### EXERCISE DATA ###
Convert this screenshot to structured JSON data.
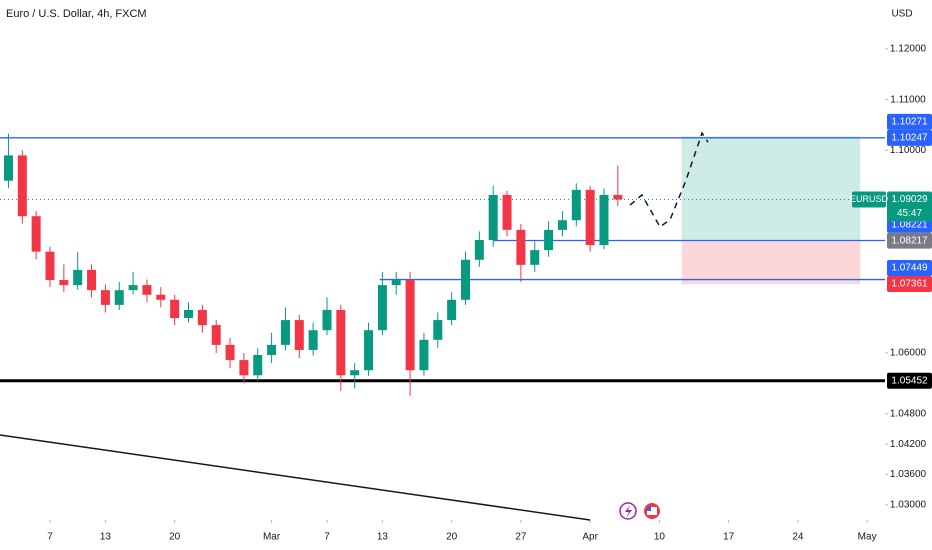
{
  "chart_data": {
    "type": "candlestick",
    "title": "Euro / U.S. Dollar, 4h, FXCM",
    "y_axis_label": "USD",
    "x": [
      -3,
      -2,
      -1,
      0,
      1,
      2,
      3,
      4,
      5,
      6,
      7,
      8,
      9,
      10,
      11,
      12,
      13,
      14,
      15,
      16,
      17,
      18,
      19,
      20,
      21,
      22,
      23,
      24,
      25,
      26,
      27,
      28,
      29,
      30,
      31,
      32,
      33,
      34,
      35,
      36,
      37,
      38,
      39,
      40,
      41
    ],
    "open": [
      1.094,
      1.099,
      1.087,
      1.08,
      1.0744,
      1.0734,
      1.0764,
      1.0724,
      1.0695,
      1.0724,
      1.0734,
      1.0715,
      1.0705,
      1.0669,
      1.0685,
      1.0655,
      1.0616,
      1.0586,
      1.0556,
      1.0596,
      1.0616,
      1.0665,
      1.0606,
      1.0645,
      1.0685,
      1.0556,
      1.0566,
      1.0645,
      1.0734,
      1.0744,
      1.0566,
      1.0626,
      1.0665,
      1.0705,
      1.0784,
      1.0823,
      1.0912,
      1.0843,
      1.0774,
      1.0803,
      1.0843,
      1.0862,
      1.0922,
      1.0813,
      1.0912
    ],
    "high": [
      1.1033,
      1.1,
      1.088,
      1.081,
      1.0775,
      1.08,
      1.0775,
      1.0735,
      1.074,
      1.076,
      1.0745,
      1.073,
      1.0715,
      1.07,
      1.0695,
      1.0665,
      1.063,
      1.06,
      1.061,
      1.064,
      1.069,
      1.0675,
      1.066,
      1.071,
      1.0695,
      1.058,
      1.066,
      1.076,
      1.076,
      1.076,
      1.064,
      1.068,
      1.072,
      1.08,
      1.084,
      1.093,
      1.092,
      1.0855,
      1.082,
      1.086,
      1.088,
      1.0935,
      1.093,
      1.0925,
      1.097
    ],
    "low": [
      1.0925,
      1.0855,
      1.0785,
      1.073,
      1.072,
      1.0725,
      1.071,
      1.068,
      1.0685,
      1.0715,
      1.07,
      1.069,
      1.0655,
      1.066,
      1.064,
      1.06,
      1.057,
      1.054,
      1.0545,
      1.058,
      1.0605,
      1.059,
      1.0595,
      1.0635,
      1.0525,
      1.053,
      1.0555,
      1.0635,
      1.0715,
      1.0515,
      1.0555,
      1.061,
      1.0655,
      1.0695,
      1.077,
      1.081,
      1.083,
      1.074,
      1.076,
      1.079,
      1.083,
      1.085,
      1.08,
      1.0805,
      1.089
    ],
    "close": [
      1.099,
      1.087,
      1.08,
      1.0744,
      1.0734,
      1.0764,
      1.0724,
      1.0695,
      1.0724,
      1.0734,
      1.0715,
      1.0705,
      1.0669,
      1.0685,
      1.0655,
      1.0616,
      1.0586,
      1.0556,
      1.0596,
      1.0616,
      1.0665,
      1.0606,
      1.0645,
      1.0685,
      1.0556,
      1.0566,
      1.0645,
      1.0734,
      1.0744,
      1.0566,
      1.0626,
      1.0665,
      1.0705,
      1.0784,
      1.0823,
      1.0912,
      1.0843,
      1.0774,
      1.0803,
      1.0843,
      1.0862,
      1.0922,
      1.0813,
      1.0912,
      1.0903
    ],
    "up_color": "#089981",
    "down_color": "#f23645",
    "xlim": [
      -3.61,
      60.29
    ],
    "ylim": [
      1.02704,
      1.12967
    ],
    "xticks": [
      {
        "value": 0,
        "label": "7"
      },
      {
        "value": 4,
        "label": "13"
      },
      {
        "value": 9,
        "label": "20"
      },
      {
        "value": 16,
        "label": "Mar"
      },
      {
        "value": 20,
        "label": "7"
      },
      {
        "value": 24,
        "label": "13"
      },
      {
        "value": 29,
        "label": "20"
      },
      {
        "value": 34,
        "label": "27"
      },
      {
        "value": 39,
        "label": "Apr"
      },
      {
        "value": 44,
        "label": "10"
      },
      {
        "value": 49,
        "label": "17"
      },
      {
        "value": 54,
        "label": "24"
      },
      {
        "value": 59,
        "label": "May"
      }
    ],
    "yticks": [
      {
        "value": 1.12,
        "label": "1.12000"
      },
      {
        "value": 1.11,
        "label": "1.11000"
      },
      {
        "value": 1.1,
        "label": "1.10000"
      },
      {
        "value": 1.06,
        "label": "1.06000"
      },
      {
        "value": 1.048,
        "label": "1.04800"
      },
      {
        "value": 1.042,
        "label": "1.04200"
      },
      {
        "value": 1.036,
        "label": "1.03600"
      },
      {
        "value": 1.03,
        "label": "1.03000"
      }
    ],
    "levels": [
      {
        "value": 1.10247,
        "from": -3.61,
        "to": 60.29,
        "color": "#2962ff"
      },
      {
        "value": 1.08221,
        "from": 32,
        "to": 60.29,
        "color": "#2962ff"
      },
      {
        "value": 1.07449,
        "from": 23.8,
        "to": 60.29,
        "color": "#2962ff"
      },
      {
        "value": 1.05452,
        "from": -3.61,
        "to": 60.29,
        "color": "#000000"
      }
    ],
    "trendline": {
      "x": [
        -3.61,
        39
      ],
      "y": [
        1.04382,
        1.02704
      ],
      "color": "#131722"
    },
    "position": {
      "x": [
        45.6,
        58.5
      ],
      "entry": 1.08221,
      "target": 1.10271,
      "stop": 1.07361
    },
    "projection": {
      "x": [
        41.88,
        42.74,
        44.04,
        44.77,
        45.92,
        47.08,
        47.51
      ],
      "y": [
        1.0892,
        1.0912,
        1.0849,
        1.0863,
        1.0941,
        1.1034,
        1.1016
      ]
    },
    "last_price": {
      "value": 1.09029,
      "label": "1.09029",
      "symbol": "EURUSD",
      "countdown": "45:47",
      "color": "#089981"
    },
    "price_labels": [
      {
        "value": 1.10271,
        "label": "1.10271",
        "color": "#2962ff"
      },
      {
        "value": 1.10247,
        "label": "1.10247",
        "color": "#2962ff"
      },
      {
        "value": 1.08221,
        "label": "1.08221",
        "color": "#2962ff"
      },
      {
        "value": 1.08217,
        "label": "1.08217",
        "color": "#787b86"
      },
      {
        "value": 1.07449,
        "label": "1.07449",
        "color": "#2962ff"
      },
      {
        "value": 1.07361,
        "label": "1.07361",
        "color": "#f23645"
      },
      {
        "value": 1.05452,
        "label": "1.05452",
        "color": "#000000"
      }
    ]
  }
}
###
TASK GOAL:
Go back to the records above and write them out exactly, without the pictures.

COMPLETED EXERCISE:
Convert this screenshot to structured JSON data.
{
  "chart_data": {
    "type": "candlestick",
    "title": "Euro / U.S. Dollar, 4h, FXCM",
    "y_axis_label": "USD",
    "x": [
      -3,
      -2,
      -1,
      0,
      1,
      2,
      3,
      4,
      5,
      6,
      7,
      8,
      9,
      10,
      11,
      12,
      13,
      14,
      15,
      16,
      17,
      18,
      19,
      20,
      21,
      22,
      23,
      24,
      25,
      26,
      27,
      28,
      29,
      30,
      31,
      32,
      33,
      34,
      35,
      36,
      37,
      38,
      39,
      40,
      41
    ],
    "open": [
      1.094,
      1.099,
      1.087,
      1.08,
      1.0744,
      1.0734,
      1.0764,
      1.0724,
      1.0695,
      1.0724,
      1.0734,
      1.0715,
      1.0705,
      1.0669,
      1.0685,
      1.0655,
      1.0616,
      1.0586,
      1.0556,
      1.0596,
      1.0616,
      1.0665,
      1.0606,
      1.0645,
      1.0685,
      1.0556,
      1.0566,
      1.0645,
      1.0734,
      1.0744,
      1.0566,
      1.0626,
      1.0665,
      1.0705,
      1.0784,
      1.0823,
      1.0912,
      1.0843,
      1.0774,
      1.0803,
      1.0843,
      1.0862,
      1.0922,
      1.0813,
      1.0912
    ],
    "high": [
      1.1033,
      1.1,
      1.088,
      1.081,
      1.0775,
      1.08,
      1.0775,
      1.0735,
      1.074,
      1.076,
      1.0745,
      1.073,
      1.0715,
      1.07,
      1.0695,
      1.0665,
      1.063,
      1.06,
      1.061,
      1.064,
      1.069,
      1.0675,
      1.066,
      1.071,
      1.0695,
      1.058,
      1.066,
      1.076,
      1.076,
      1.076,
      1.064,
      1.068,
      1.072,
      1.08,
      1.084,
      1.093,
      1.092,
      1.0855,
      1.082,
      1.086,
      1.088,
      1.0935,
      1.093,
      1.0925,
      1.097
    ],
    "low": [
      1.0925,
      1.0855,
      1.0785,
      1.073,
      1.072,
      1.0725,
      1.071,
      1.068,
      1.0685,
      1.0715,
      1.07,
      1.069,
      1.0655,
      1.066,
      1.064,
      1.06,
      1.057,
      1.054,
      1.0545,
      1.058,
      1.0605,
      1.059,
      1.0595,
      1.0635,
      1.0525,
      1.053,
      1.0555,
      1.0635,
      1.0715,
      1.0515,
      1.0555,
      1.061,
      1.0655,
      1.0695,
      1.077,
      1.081,
      1.083,
      1.074,
      1.076,
      1.079,
      1.083,
      1.085,
      1.08,
      1.0805,
      1.089
    ],
    "close": [
      1.099,
      1.087,
      1.08,
      1.0744,
      1.0734,
      1.0764,
      1.0724,
      1.0695,
      1.0724,
      1.0734,
      1.0715,
      1.0705,
      1.0669,
      1.0685,
      1.0655,
      1.0616,
      1.0586,
      1.0556,
      1.0596,
      1.0616,
      1.0665,
      1.0606,
      1.0645,
      1.0685,
      1.0556,
      1.0566,
      1.0645,
      1.0734,
      1.0744,
      1.0566,
      1.0626,
      1.0665,
      1.0705,
      1.0784,
      1.0823,
      1.0912,
      1.0843,
      1.0774,
      1.0803,
      1.0843,
      1.0862,
      1.0922,
      1.0813,
      1.0912,
      1.0903
    ],
    "up_color": "#089981",
    "down_color": "#f23645",
    "xlim": [
      -3.61,
      60.29
    ],
    "ylim": [
      1.02704,
      1.12967
    ],
    "xticks": [
      {
        "value": 0,
        "label": "7"
      },
      {
        "value": 4,
        "label": "13"
      },
      {
        "value": 9,
        "label": "20"
      },
      {
        "value": 16,
        "label": "Mar"
      },
      {
        "value": 20,
        "label": "7"
      },
      {
        "value": 24,
        "label": "13"
      },
      {
        "value": 29,
        "label": "20"
      },
      {
        "value": 34,
        "label": "27"
      },
      {
        "value": 39,
        "label": "Apr"
      },
      {
        "value": 44,
        "label": "10"
      },
      {
        "value": 49,
        "label": "17"
      },
      {
        "value": 54,
        "label": "24"
      },
      {
        "value": 59,
        "label": "May"
      }
    ],
    "yticks": [
      {
        "value": 1.12,
        "label": "1.12000"
      },
      {
        "value": 1.11,
        "label": "1.11000"
      },
      {
        "value": 1.1,
        "label": "1.10000"
      },
      {
        "value": 1.06,
        "label": "1.06000"
      },
      {
        "value": 1.048,
        "label": "1.04800"
      },
      {
        "value": 1.042,
        "label": "1.04200"
      },
      {
        "value": 1.036,
        "label": "1.03600"
      },
      {
        "value": 1.03,
        "label": "1.03000"
      }
    ],
    "levels": [
      {
        "value": 1.10247,
        "from": -3.61,
        "to": 60.29,
        "color": "#2962ff"
      },
      {
        "value": 1.08221,
        "from": 32,
        "to": 60.29,
        "color": "#2962ff"
      },
      {
        "value": 1.07449,
        "from": 23.8,
        "to": 60.29,
        "color": "#2962ff"
      },
      {
        "value": 1.05452,
        "from": -3.61,
        "to": 60.29,
        "color": "#000000"
      }
    ],
    "trendline": {
      "x": [
        -3.61,
        39
      ],
      "y": [
        1.04382,
        1.02704
      ],
      "color": "#131722"
    },
    "position": {
      "x": [
        45.6,
        58.5
      ],
      "entry": 1.08221,
      "target": 1.10271,
      "stop": 1.07361
    },
    "projection": {
      "x": [
        41.88,
        42.74,
        44.04,
        44.77,
        45.92,
        47.08,
        47.51
      ],
      "y": [
        1.0892,
        1.0912,
        1.0849,
        1.0863,
        1.0941,
        1.1034,
        1.1016
      ]
    },
    "last_price": {
      "value": 1.09029,
      "label": "1.09029",
      "symbol": "EURUSD",
      "countdown": "45:47",
      "color": "#089981"
    },
    "price_labels": [
      {
        "value": 1.10271,
        "label": "1.10271",
        "color": "#2962ff"
      },
      {
        "value": 1.10247,
        "label": "1.10247",
        "color": "#2962ff"
      },
      {
        "value": 1.08221,
        "label": "1.08221",
        "color": "#2962ff"
      },
      {
        "value": 1.08217,
        "label": "1.08217",
        "color": "#787b86"
      },
      {
        "value": 1.07449,
        "label": "1.07449",
        "color": "#2962ff"
      },
      {
        "value": 1.07361,
        "label": "1.07361",
        "color": "#f23645"
      },
      {
        "value": 1.05452,
        "label": "1.05452",
        "color": "#000000"
      }
    ]
  }
}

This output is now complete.